* BEGIN PROVIDED INFORMATION *

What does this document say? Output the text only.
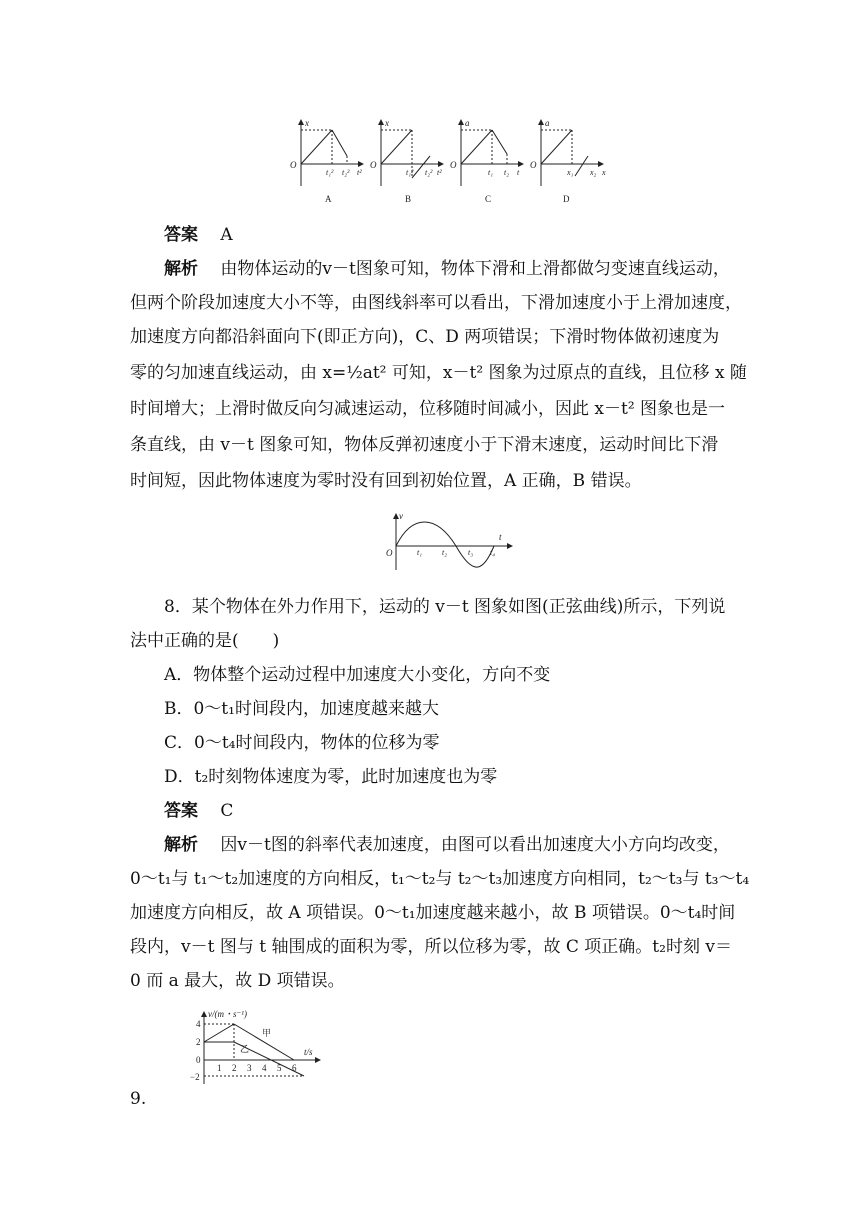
x	x	a	a
O	O	O	O
t₁² t₂² t²	t₁² t₂² t²	t₁ t₂ t	x₁ x₂ x
A	B	C	D
答案　 A
解析　 由物体运动的v－t图象可知，物体下滑和上滑都做匀变速直线运动，
但两个阶段加速度大小不等，由图线斜率可以看出，下滑加速度小于上滑加速度，
加速度方向都沿斜面向下(即正方向)，C、D 两项错误；下滑时物体做初速度为
零的匀加速直线运动，由 x=½at² 可知，x－t² 图象为过原点的直线，且位移 x 随
时间增大；上滑时做反向匀减速运动，位移随时间减小，因此 x－t² 图象也是一
条直线，由 v－t 图象可知，物体反弹初速度小于下滑末速度，运动时间比下滑
时间短，因此物体速度为零时没有回到初始位置，A 正确，B 错误。
v
t
O	t₁ t₂	t₃ t₄
8．某个物体在外力作用下，运动的 v－t 图象如图(正弦曲线)所示，下列说
法中正确的是(　　)
A．物体整个运动过程中加速度大小变化，方向不变
B．0～t₁时间段内，加速度越来越大
C．0～t₄时间段内，物体的位移为零
D．t₂时刻物体速度为零，此时加速度也为零
答案　 C
解析　 因v－t图的斜率代表加速度，由图可以看出加速度大小方向均改变，
0～t₁与 t₁～t₂加速度的方向相反，t₁～t₂与 t₂～t₃加速度方向相同，t₂～t₃与 t₃～t₄
加速度方向相反，故 A 项错误。0～t₁加速度越来越小，故 B 项错误。0～t₄时间
段内，v－t 图与 t 轴围成的面积为零，所以位移为零，故 C 项正确。t₂时刻 v＝
0 而 a 最大，故 D 项错误。
v/(m・s⁻¹)
t/s
4
2
0
−2
1 2 3 4 5 6
甲
乙
9.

* END PROVIDED INFORMATION *

WHAT THIS TASK INVOLVES: Repeat the records above exactly, omitting every picture.

RESULT OF THE EXERCISE:
What does this document say? Output the text only.
x	x	a	a
O	O	O	O
t₁² t₂² t²	t₁² t₂² t²	t₁ t₂ t	x₁ x₂ x
A	B	C	D
答案　 A
解析　 由物体运动的v－t图象可知，物体下滑和上滑都做匀变速直线运动，
但两个阶段加速度大小不等，由图线斜率可以看出，下滑加速度小于上滑加速度，
加速度方向都沿斜面向下(即正方向)，C、D 两项错误；下滑时物体做初速度为
零的匀加速直线运动，由 x=½at² 可知，x－t² 图象为过原点的直线，且位移 x 随
时间增大；上滑时做反向匀减速运动，位移随时间减小，因此 x－t² 图象也是一
条直线，由 v－t 图象可知，物体反弹初速度小于下滑末速度，运动时间比下滑
时间短，因此物体速度为零时没有回到初始位置，A 正确，B 错误。
v
t
O	t₁ t₂	t₃ t₄
8．某个物体在外力作用下，运动的 v－t 图象如图(正弦曲线)所示，下列说
法中正确的是(　　)
A．物体整个运动过程中加速度大小变化，方向不变
B．0～t₁时间段内，加速度越来越大
C．0～t₄时间段内，物体的位移为零
D．t₂时刻物体速度为零，此时加速度也为零
答案　 C
解析　 因v－t图的斜率代表加速度，由图可以看出加速度大小方向均改变，
0～t₁与 t₁～t₂加速度的方向相反，t₁～t₂与 t₂～t₃加速度方向相同，t₂～t₃与 t₃～t₄
加速度方向相反，故 A 项错误。0～t₁加速度越来越小，故 B 项错误。0～t₄时间
段内，v－t 图与 t 轴围成的面积为零，所以位移为零，故 C 项正确。t₂时刻 v＝
0 而 a 最大，故 D 项错误。
v/(m・s⁻¹)
t/s
4
2
0
−2
1 2 3 4 5 6
甲
乙
9.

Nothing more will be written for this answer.